◆ WHAT IS ASKED ◆
Below are some records. Say how many of their lines include the string "Search", giving only the number.

BEGIN DATA ROWS

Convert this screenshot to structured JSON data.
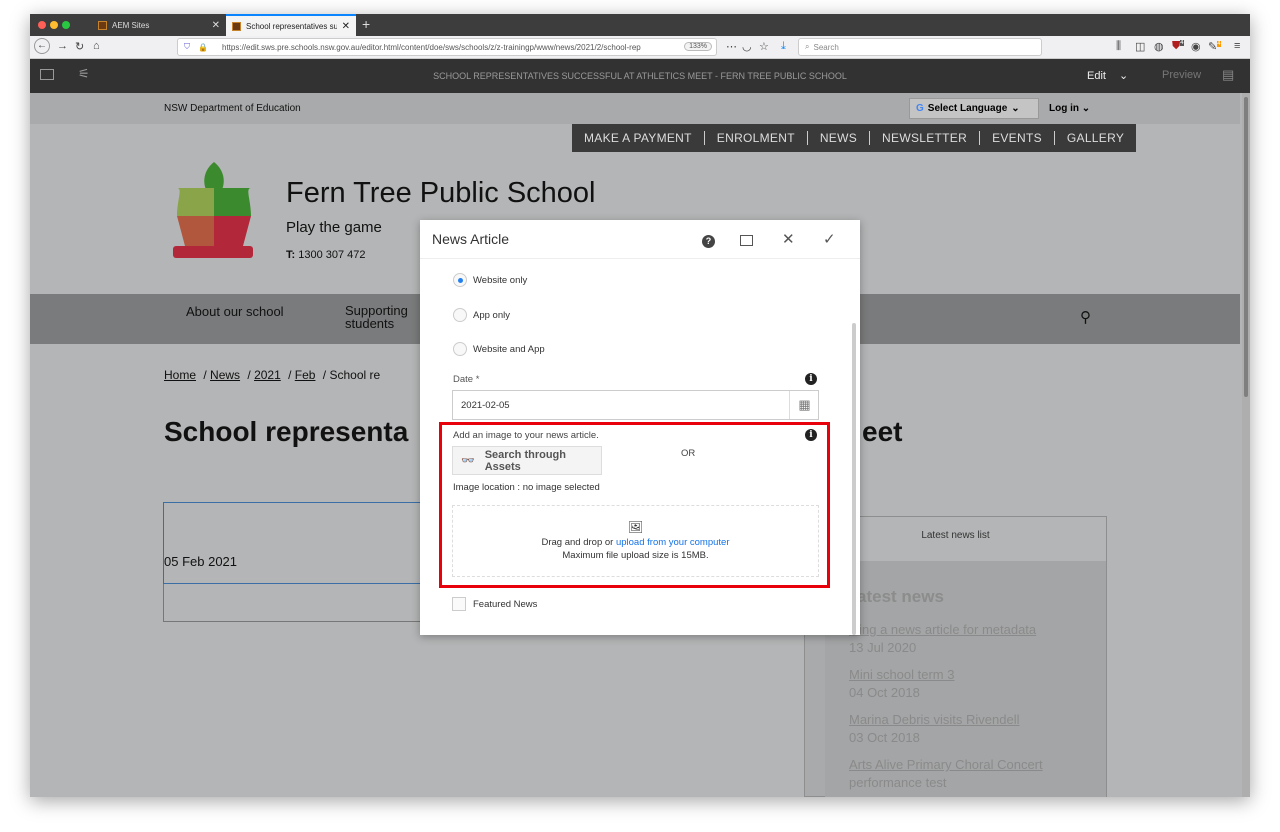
{
  "browser": {
    "tabs": [
      {
        "label": "AEM Sites",
        "active": false
      },
      {
        "label": "School representatives success",
        "active": true
      }
    ],
    "url": "https://edit.sws.pre.schools.nsw.gov.au/editor.html/content/doe/sws/schools/z/z-trainingp/www/news/2021/2/school-rep",
    "zoom": "133%",
    "search_placeholder": "Search",
    "badges": [
      "4",
      "4"
    ]
  },
  "aem": {
    "page_title": "SCHOOL REPRESENTATIVES SUCCESSFUL AT ATHLETICS MEET - FERN TREE PUBLIC SCHOOL",
    "mode": "Edit",
    "preview": "Preview"
  },
  "site": {
    "department": "NSW Department of Education",
    "select_language": "Select Language",
    "login": "Log in",
    "menu": [
      "MAKE A PAYMENT",
      "ENROLMENT",
      "NEWS",
      "NEWSLETTER",
      "EVENTS",
      "GALLERY"
    ],
    "school_name": "Fern Tree Public School",
    "tagline": "Play the game",
    "phone_label": "T:",
    "phone": "1300 307 472",
    "nav": [
      "About our school",
      "Supporting students"
    ],
    "breadcrumb": [
      "Home",
      "News",
      "2021",
      "Feb",
      "School re"
    ],
    "heading_left": "School representa",
    "heading_right": "eet",
    "article_date": "05 Feb 2021",
    "latest_list_label": "Latest news list",
    "latest_heading": "atest news",
    "latest": [
      {
        "title": "sting a news article for metadata",
        "date": "13 Jul 2020"
      },
      {
        "title": "Mini school term 3",
        "date": "04 Oct 2018"
      },
      {
        "title": "Marina Debris visits Rivendell",
        "date": "03 Oct 2018"
      },
      {
        "title": "Arts Alive Primary Choral Concert",
        "date": "performance test"
      }
    ]
  },
  "dialog": {
    "title": "News Article",
    "radios": [
      {
        "label": "Website only",
        "checked": true
      },
      {
        "label": "App only",
        "checked": false
      },
      {
        "label": "Website and App",
        "checked": false
      }
    ],
    "date_label": "Date *",
    "date_value": "2021-02-05",
    "image_label": "Add an image to your news article.",
    "search_assets": "Search through Assets",
    "or": "OR",
    "image_location": "Image location : no image selected",
    "drag_text": "Drag and drop or ",
    "upload_link": "upload from your computer",
    "max_size": "Maximum file upload size is 15MB.",
    "featured": "Featured News",
    "featured_checked": false
  },
  "colors": {
    "highlight": "#e8000b",
    "accent": "#2680eb",
    "link": "#1473e6"
  }
}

END DATA ROWS

◆ OUTPUT FOR THIS EXERCISE ◆
2